Figure content listings:
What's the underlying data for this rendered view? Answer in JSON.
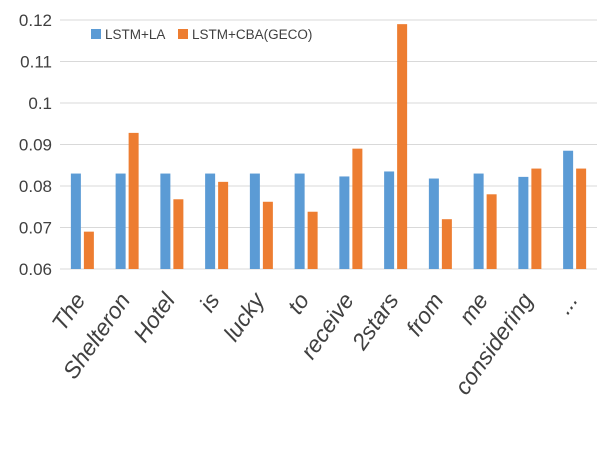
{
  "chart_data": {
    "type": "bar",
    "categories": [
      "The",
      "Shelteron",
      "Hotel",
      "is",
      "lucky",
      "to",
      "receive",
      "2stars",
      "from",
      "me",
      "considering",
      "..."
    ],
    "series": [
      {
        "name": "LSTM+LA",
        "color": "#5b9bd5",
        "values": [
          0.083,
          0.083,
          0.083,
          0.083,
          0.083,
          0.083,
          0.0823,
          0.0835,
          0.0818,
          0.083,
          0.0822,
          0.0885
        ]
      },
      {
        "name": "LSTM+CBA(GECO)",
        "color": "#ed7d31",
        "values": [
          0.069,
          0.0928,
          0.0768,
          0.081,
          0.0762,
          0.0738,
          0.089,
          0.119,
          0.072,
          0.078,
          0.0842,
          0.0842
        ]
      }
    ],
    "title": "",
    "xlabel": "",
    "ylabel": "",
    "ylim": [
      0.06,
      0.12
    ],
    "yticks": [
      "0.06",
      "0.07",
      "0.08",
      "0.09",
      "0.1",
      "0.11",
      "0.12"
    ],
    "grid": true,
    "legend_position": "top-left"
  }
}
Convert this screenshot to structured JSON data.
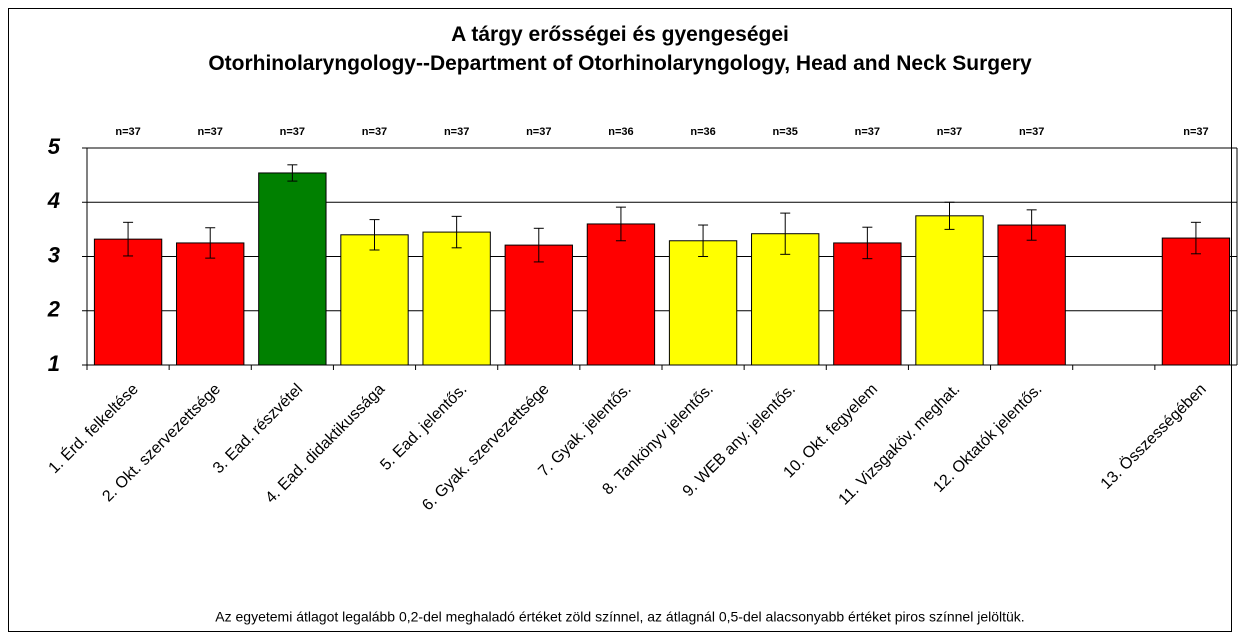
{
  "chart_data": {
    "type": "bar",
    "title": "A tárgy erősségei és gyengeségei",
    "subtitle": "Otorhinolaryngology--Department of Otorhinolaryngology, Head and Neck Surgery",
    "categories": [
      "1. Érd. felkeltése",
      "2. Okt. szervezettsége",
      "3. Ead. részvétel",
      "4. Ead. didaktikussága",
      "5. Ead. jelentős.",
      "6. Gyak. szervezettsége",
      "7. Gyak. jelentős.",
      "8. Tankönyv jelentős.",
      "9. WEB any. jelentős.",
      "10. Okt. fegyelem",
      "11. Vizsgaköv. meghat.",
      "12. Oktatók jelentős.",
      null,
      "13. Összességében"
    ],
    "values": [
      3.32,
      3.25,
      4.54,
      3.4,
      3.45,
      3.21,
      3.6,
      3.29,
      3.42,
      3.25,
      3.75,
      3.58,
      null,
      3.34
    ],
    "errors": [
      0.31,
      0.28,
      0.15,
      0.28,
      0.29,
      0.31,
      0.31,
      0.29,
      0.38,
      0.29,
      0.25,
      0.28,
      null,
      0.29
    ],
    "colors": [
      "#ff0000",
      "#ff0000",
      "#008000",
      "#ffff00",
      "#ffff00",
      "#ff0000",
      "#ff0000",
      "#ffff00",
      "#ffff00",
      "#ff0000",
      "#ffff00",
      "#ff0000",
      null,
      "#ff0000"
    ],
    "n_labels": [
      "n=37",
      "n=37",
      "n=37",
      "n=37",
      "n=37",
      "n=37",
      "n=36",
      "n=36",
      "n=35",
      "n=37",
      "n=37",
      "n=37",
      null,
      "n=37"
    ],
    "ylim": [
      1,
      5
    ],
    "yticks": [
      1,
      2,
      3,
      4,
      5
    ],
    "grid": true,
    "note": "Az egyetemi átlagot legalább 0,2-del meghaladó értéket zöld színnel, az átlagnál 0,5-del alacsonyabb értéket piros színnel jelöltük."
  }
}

◆ **Given exercise**
Every line of the data should be copied as it stands, without the images.

◆ **Answer to the task**
What's the underlying data for this rendered view? Answer in JSON.
{
  "chart_data": {
    "type": "bar",
    "categories": [
      "The",
      "Shelteron",
      "Hotel",
      "is",
      "lucky",
      "to",
      "receive",
      "2stars",
      "from",
      "me",
      "considering",
      "..."
    ],
    "series": [
      {
        "name": "LSTM+LA",
        "color": "#5b9bd5",
        "values": [
          0.083,
          0.083,
          0.083,
          0.083,
          0.083,
          0.083,
          0.0823,
          0.0835,
          0.0818,
          0.083,
          0.0822,
          0.0885
        ]
      },
      {
        "name": "LSTM+CBA(GECO)",
        "color": "#ed7d31",
        "values": [
          0.069,
          0.0928,
          0.0768,
          0.081,
          0.0762,
          0.0738,
          0.089,
          0.119,
          0.072,
          0.078,
          0.0842,
          0.0842
        ]
      }
    ],
    "title": "",
    "xlabel": "",
    "ylabel": "",
    "ylim": [
      0.06,
      0.12
    ],
    "yticks": [
      "0.06",
      "0.07",
      "0.08",
      "0.09",
      "0.1",
      "0.11",
      "0.12"
    ],
    "grid": true,
    "legend_position": "top-left"
  }
}
Convert this screenshot to structured JSON data.
{
  "chart_data": {
    "type": "bar",
    "title": "A tárgy erősségei és gyengeségei",
    "subtitle": "Otorhinolaryngology--Department of Otorhinolaryngology, Head and Neck Surgery",
    "categories": [
      "1. Érd. felkeltése",
      "2. Okt. szervezettsége",
      "3. Ead. részvétel",
      "4. Ead. didaktikussága",
      "5. Ead. jelentős.",
      "6. Gyak. szervezettsége",
      "7. Gyak. jelentős.",
      "8. Tankönyv jelentős.",
      "9. WEB any. jelentős.",
      "10. Okt. fegyelem",
      "11. Vizsgaköv. meghat.",
      "12. Oktatók jelentős.",
      null,
      "13. Összességében"
    ],
    "values": [
      3.32,
      3.25,
      4.54,
      3.4,
      3.45,
      3.21,
      3.6,
      3.29,
      3.42,
      3.25,
      3.75,
      3.58,
      null,
      3.34
    ],
    "errors": [
      0.31,
      0.28,
      0.15,
      0.28,
      0.29,
      0.31,
      0.31,
      0.29,
      0.38,
      0.29,
      0.25,
      0.28,
      null,
      0.29
    ],
    "colors": [
      "#ff0000",
      "#ff0000",
      "#008000",
      "#ffff00",
      "#ffff00",
      "#ff0000",
      "#ff0000",
      "#ffff00",
      "#ffff00",
      "#ff0000",
      "#ffff00",
      "#ff0000",
      null,
      "#ff0000"
    ],
    "n_labels": [
      "n=37",
      "n=37",
      "n=37",
      "n=37",
      "n=37",
      "n=37",
      "n=36",
      "n=36",
      "n=35",
      "n=37",
      "n=37",
      "n=37",
      null,
      "n=37"
    ],
    "ylim": [
      1,
      5
    ],
    "yticks": [
      1,
      2,
      3,
      4,
      5
    ],
    "grid": true,
    "note": "Az egyetemi átlagot legalább 0,2-del meghaladó értéket zöld színnel, az átlagnál 0,5-del alacsonyabb értéket piros színnel jelöltük."
  }
}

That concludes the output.